··· DATA FOR THIS EXERCISE ···

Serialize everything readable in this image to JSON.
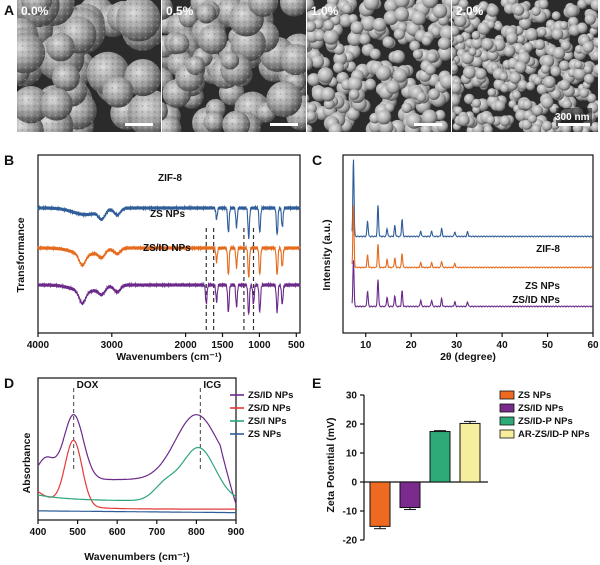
{
  "panel_a": {
    "letter": "A",
    "sem_labels": [
      "0.0%",
      "0.5%",
      "1.0%",
      "2.0%"
    ],
    "scale_bar_label": "300 nm"
  },
  "chart_data": [
    {
      "panel": "B",
      "type": "line",
      "title": "",
      "xlabel": "Wavenumbers (cm⁻¹)",
      "ylabel": "Transformance",
      "xlim": [
        4000,
        450
      ],
      "xticks": [
        4000,
        3000,
        2000,
        1500,
        1000,
        500
      ],
      "series": [
        {
          "name": "ZIF-8",
          "color": "#2f5d9a",
          "offset": 85,
          "dips": [
            [
              3135,
              0.15
            ],
            [
              2925,
              0.12
            ],
            [
              1580,
              0.2
            ],
            [
              1420,
              0.45
            ],
            [
              1310,
              0.35
            ],
            [
              1145,
              0.55
            ],
            [
              995,
              0.45
            ],
            [
              760,
              0.5
            ],
            [
              690,
              0.35
            ],
            [
              420,
              0.6
            ]
          ]
        },
        {
          "name": "ZS NPs",
          "color": "#e56a1c",
          "offset": 45,
          "dips": [
            [
              3400,
              0.2
            ],
            [
              3135,
              0.12
            ],
            [
              2925,
              0.1
            ],
            [
              1580,
              0.25
            ],
            [
              1420,
              0.5
            ],
            [
              1310,
              0.35
            ],
            [
              1145,
              0.55
            ],
            [
              995,
              0.5
            ],
            [
              760,
              0.5
            ],
            [
              690,
              0.35
            ]
          ]
        },
        {
          "name": "ZS/ID NPs",
          "color": "#6b2a8a",
          "offset": 8,
          "dips": [
            [
              3400,
              0.22
            ],
            [
              3135,
              0.12
            ],
            [
              2925,
              0.12
            ],
            [
              1720,
              0.35
            ],
            [
              1580,
              0.3
            ],
            [
              1420,
              0.5
            ],
            [
              1310,
              0.4
            ],
            [
              1145,
              0.55
            ],
            [
              1080,
              0.35
            ],
            [
              995,
              0.5
            ],
            [
              760,
              0.5
            ],
            [
              690,
              0.35
            ]
          ]
        }
      ],
      "markers": [
        1720,
        1620,
        1210,
        1080
      ]
    },
    {
      "panel": "C",
      "type": "line",
      "title": "",
      "xlabel": "2θ (degree)",
      "ylabel": "Intensity (a.u.)",
      "xlim": [
        5,
        60
      ],
      "xticks": [
        10,
        20,
        30,
        40,
        50,
        60
      ],
      "series": [
        {
          "name": "ZIF-8",
          "color": "#2f5d9a",
          "offset": 70,
          "peaks": [
            [
              7.3,
              1.0
            ],
            [
              10.4,
              0.2
            ],
            [
              12.7,
              0.4
            ],
            [
              14.7,
              0.1
            ],
            [
              16.4,
              0.14
            ],
            [
              18.0,
              0.22
            ],
            [
              22.1,
              0.07
            ],
            [
              24.5,
              0.07
            ],
            [
              26.7,
              0.1
            ],
            [
              29.6,
              0.06
            ],
            [
              32.4,
              0.06
            ]
          ]
        },
        {
          "name": "ZS NPs",
          "color": "#e56a1c",
          "offset": 40,
          "peaks": [
            [
              7.3,
              0.8
            ],
            [
              10.4,
              0.16
            ],
            [
              12.7,
              0.3
            ],
            [
              14.7,
              0.1
            ],
            [
              16.4,
              0.12
            ],
            [
              18.0,
              0.18
            ],
            [
              22.1,
              0.06
            ],
            [
              24.5,
              0.06
            ],
            [
              26.7,
              0.08
            ],
            [
              29.6,
              0.05
            ]
          ]
        },
        {
          "name": "ZS/ID NPs",
          "color": "#6b2a8a",
          "offset": 3,
          "peaks": [
            [
              7.3,
              0.6
            ],
            [
              10.4,
              0.2
            ],
            [
              12.7,
              0.35
            ],
            [
              14.7,
              0.12
            ],
            [
              16.4,
              0.14
            ],
            [
              18.0,
              0.2
            ],
            [
              22.1,
              0.08
            ],
            [
              24.5,
              0.08
            ],
            [
              26.7,
              0.1
            ],
            [
              29.6,
              0.06
            ],
            [
              32.4,
              0.06
            ]
          ]
        }
      ]
    },
    {
      "panel": "D",
      "type": "line",
      "title": "",
      "xlabel": "Wavenumbers (cm⁻¹)",
      "ylabel": "Absorbance",
      "xlim": [
        400,
        900
      ],
      "xticks": [
        400,
        500,
        600,
        700,
        800,
        900
      ],
      "annotations": [
        {
          "text": "DOX",
          "x": 490,
          "color": "#e23a3a"
        },
        {
          "text": "ICG",
          "x": 810,
          "color": "#2aa67a"
        }
      ],
      "series": [
        {
          "name": "ZS/ID NPs",
          "color": "#6b2a8a"
        },
        {
          "name": "ZS/D NPs",
          "color": "#e23a3a"
        },
        {
          "name": "ZS/I NPs",
          "color": "#2aa67a"
        },
        {
          "name": "ZS NPs",
          "color": "#2f5d9a"
        }
      ]
    },
    {
      "panel": "E",
      "type": "bar",
      "title": "",
      "xlabel": "",
      "ylabel": "Zeta Potential (mV)",
      "ylim": [
        -20,
        30
      ],
      "yticks": [
        -20,
        -10,
        0,
        10,
        20,
        30
      ],
      "categories": [
        "ZS NPs",
        "ZS/ID NPs",
        "ZS/ID-P NPs",
        "AR-ZS/ID-P NPs"
      ],
      "values": [
        -15.3,
        -8.8,
        17.4,
        20.2
      ],
      "errors": [
        0.8,
        0.7,
        0.3,
        0.7
      ],
      "colors": [
        "#ef6a21",
        "#7b2a8e",
        "#2eaa78",
        "#f6ee9c"
      ]
    }
  ]
}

···

- _TASK OBJECTIVE_
Report how many lines in the listing include the word "offset". Give nothing but the count.

- _THE SOLUTION_
6